WHAT YOU ARE ASKED TO DO =>
Copy out the lines of the data between the line holding "- Text: O: O: [148, 148, 154, 157]" and the line holding "- Text: H: H: [165, 82, 171, 91]", inclusive, keeping every character the same.

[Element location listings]
-- START --

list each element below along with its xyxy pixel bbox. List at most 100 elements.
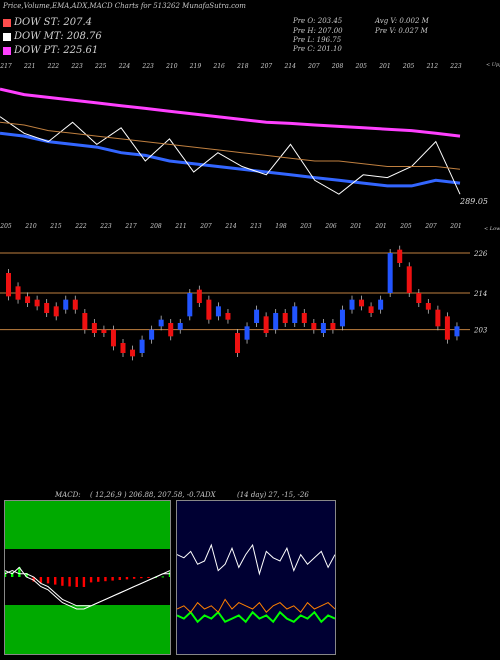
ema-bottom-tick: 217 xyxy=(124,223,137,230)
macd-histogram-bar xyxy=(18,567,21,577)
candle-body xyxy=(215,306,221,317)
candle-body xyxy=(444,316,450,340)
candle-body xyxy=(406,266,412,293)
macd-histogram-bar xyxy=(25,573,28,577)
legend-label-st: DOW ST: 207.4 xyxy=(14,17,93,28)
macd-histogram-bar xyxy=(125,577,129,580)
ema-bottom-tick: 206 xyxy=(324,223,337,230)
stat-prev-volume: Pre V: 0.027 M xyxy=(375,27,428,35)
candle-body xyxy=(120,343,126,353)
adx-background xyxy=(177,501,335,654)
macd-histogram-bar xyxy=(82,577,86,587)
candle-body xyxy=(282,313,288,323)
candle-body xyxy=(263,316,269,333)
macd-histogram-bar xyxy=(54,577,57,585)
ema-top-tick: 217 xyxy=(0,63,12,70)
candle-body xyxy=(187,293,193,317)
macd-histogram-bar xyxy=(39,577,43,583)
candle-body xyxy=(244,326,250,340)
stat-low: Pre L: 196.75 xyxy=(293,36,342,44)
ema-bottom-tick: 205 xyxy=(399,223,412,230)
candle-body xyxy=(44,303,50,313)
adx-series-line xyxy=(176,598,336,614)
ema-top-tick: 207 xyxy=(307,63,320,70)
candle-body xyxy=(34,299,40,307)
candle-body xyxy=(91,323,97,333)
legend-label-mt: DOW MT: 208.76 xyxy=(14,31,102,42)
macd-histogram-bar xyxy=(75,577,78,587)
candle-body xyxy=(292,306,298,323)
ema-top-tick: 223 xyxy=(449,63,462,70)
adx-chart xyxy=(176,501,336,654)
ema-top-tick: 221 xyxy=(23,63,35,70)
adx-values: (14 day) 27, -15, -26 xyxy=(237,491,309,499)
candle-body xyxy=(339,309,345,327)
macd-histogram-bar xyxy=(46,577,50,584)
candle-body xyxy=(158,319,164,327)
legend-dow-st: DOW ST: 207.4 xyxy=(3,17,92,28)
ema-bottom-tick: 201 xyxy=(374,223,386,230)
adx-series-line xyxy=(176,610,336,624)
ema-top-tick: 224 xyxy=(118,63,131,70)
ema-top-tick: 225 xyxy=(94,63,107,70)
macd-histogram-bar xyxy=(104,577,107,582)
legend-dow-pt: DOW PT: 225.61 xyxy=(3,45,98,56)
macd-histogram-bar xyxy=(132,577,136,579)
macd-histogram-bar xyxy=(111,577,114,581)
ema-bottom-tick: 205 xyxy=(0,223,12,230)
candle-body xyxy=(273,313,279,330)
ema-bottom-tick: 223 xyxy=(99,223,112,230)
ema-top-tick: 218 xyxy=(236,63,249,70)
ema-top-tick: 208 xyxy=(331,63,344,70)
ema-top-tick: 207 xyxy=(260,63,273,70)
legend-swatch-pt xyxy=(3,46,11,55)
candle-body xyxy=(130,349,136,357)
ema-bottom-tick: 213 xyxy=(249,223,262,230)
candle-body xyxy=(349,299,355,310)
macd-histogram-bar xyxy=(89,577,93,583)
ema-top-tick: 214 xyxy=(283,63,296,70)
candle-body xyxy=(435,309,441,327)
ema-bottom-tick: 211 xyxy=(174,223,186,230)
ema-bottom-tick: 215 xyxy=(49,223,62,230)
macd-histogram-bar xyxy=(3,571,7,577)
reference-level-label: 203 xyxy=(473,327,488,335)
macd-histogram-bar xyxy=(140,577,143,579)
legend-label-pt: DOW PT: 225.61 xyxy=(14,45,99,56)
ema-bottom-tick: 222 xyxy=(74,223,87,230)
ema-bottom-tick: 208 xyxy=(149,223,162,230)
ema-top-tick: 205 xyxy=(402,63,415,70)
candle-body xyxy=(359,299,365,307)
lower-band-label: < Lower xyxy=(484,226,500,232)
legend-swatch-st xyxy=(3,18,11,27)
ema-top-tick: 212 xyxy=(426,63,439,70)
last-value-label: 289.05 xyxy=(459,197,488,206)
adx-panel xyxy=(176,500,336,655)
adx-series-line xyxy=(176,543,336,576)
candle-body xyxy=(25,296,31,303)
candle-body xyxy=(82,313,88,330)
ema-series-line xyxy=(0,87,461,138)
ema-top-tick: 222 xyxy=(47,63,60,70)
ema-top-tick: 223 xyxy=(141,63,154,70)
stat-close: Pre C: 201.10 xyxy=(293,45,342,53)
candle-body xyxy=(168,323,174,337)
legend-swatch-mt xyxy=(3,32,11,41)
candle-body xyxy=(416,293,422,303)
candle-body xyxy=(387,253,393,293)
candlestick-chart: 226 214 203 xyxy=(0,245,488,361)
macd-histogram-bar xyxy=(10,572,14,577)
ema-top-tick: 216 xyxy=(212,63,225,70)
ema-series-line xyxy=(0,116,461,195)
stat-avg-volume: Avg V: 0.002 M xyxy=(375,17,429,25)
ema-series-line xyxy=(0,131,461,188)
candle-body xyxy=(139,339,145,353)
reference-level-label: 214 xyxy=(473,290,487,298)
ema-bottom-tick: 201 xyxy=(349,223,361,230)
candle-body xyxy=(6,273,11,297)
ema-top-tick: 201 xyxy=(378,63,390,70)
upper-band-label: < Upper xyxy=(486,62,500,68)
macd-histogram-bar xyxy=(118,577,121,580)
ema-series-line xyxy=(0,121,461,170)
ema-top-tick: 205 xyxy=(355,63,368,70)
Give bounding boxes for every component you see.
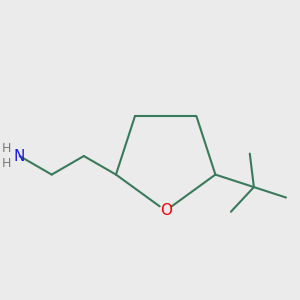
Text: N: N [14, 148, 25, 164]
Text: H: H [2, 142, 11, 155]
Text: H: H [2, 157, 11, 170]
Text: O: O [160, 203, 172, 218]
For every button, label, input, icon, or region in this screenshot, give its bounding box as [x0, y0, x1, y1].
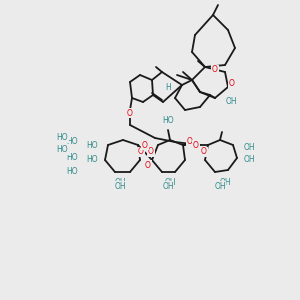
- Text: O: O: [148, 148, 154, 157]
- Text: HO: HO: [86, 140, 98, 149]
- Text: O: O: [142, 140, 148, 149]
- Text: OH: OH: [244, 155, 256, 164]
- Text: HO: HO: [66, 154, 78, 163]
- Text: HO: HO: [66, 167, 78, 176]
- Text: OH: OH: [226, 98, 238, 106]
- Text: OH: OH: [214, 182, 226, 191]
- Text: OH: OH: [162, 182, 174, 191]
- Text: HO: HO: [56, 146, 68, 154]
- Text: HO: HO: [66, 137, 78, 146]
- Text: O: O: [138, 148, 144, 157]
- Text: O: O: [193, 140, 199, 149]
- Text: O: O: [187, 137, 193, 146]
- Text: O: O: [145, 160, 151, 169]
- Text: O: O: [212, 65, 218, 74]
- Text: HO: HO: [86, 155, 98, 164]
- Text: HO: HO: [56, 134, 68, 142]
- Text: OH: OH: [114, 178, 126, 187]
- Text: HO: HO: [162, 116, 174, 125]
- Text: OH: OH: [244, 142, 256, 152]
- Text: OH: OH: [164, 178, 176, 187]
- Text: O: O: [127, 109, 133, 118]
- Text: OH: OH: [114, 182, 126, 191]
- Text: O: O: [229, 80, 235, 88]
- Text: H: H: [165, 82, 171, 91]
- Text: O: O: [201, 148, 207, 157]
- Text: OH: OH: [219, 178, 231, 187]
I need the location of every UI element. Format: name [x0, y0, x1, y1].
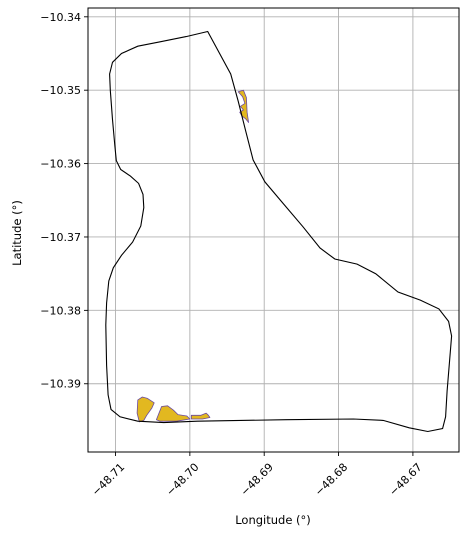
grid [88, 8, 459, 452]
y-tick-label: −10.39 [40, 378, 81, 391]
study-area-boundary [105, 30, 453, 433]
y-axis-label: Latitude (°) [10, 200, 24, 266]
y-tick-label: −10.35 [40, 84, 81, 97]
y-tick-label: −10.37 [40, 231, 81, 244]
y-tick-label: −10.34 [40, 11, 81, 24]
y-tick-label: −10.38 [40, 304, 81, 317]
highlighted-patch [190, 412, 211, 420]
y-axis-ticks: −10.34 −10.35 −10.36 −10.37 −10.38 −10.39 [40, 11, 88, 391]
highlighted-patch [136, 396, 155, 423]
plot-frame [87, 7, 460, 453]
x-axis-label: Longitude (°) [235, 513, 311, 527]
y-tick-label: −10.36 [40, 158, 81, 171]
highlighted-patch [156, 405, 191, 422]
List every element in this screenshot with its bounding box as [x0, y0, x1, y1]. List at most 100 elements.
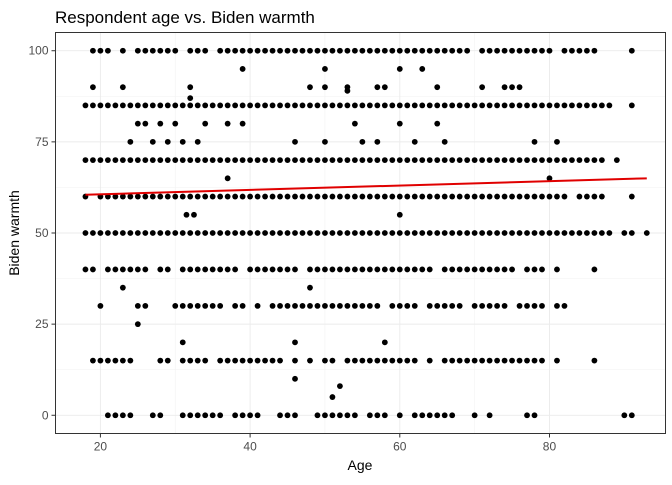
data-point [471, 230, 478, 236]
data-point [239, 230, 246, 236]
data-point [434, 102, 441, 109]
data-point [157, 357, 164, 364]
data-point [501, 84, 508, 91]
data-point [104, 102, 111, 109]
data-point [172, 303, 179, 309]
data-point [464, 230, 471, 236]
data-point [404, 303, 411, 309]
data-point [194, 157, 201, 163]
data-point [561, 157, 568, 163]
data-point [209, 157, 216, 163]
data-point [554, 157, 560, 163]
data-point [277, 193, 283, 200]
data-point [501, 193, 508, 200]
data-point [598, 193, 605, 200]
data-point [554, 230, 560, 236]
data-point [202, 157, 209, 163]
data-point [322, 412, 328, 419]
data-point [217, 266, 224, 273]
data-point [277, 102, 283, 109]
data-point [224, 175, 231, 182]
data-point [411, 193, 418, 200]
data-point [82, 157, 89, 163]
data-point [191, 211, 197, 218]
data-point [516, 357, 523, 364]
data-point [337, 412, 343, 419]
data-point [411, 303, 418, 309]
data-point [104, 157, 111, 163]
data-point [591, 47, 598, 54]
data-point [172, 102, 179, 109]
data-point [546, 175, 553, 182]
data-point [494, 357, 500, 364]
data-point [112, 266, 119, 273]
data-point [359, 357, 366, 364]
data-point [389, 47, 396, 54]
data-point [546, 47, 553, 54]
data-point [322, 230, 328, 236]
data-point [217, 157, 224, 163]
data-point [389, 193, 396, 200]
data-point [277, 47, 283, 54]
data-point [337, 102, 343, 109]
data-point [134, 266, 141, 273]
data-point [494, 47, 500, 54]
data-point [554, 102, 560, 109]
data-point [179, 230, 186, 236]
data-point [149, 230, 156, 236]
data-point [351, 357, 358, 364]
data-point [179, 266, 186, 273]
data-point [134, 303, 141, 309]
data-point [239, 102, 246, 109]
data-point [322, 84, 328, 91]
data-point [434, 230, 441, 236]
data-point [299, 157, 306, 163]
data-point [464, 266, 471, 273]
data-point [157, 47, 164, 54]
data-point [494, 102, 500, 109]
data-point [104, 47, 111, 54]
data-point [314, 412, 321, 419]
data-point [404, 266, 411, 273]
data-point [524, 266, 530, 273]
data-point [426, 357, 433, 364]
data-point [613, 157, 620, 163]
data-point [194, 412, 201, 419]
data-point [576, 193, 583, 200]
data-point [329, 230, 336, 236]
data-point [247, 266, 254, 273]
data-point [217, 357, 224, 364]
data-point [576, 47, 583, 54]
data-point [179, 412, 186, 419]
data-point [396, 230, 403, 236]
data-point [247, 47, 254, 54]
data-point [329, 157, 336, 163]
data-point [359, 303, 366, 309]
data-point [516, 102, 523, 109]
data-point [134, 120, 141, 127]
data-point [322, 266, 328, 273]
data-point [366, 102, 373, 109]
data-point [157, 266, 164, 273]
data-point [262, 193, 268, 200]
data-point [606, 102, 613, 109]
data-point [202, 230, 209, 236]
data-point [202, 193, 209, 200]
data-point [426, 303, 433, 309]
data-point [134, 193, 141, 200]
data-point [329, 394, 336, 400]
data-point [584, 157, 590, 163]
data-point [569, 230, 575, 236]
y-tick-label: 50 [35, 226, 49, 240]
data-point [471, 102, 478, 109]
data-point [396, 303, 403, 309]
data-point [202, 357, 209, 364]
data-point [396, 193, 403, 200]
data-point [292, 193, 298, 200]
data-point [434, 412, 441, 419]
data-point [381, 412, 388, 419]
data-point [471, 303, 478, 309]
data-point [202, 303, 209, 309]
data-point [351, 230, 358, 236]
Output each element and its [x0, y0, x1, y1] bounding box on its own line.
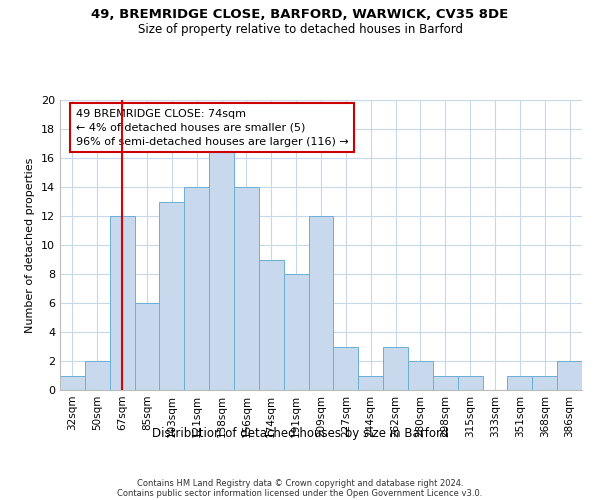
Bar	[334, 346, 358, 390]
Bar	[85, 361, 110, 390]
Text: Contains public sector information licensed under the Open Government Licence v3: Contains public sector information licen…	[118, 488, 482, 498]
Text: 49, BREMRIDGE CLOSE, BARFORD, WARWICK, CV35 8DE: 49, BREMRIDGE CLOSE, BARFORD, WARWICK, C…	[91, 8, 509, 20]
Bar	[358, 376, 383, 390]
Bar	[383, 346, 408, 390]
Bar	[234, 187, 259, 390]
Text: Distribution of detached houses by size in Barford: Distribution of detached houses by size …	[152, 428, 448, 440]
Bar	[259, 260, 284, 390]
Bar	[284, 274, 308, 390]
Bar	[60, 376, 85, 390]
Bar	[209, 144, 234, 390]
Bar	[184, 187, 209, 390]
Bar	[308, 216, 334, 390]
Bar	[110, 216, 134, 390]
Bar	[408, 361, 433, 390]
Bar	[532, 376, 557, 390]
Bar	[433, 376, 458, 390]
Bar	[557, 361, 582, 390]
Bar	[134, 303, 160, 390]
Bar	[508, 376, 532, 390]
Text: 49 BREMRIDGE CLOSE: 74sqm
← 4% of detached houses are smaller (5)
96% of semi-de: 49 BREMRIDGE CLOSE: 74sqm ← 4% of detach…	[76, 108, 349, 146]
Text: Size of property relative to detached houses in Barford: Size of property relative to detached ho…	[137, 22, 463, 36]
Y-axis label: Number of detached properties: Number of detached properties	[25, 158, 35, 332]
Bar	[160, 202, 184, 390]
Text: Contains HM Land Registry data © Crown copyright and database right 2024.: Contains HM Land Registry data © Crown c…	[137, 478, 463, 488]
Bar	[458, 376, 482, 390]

-- END --

RESULT OF THIS EXERCISE =>
- Text: O: O: [148, 148, 154, 157]
- Text: HO: HO: [86, 140, 98, 149]
- Text: O: O: [142, 140, 148, 149]
- Text: OH: OH: [244, 155, 256, 164]
- Text: HO: HO: [66, 154, 78, 163]
- Text: HO: HO: [66, 167, 78, 176]
- Text: OH: OH: [226, 98, 238, 106]
- Text: OH: OH: [214, 182, 226, 191]
- Text: OH: OH: [162, 182, 174, 191]
- Text: HO: HO: [56, 146, 68, 154]
- Text: HO: HO: [66, 137, 78, 146]
- Text: O: O: [138, 148, 144, 157]
- Text: O: O: [193, 140, 199, 149]
- Text: O: O: [187, 137, 193, 146]
- Text: O: O: [145, 160, 151, 169]
- Text: O: O: [212, 65, 218, 74]
- Text: HO: HO: [86, 155, 98, 164]
- Text: HO: HO: [56, 134, 68, 142]
- Text: OH: OH: [114, 178, 126, 187]
- Text: HO: HO: [162, 116, 174, 125]
- Text: OH: OH: [244, 142, 256, 152]
- Text: OH: OH: [164, 178, 176, 187]
- Text: O: O: [127, 109, 133, 118]
- Text: OH: OH: [114, 182, 126, 191]
- Text: O: O: [229, 80, 235, 88]
- Text: H: H: [165, 82, 171, 91]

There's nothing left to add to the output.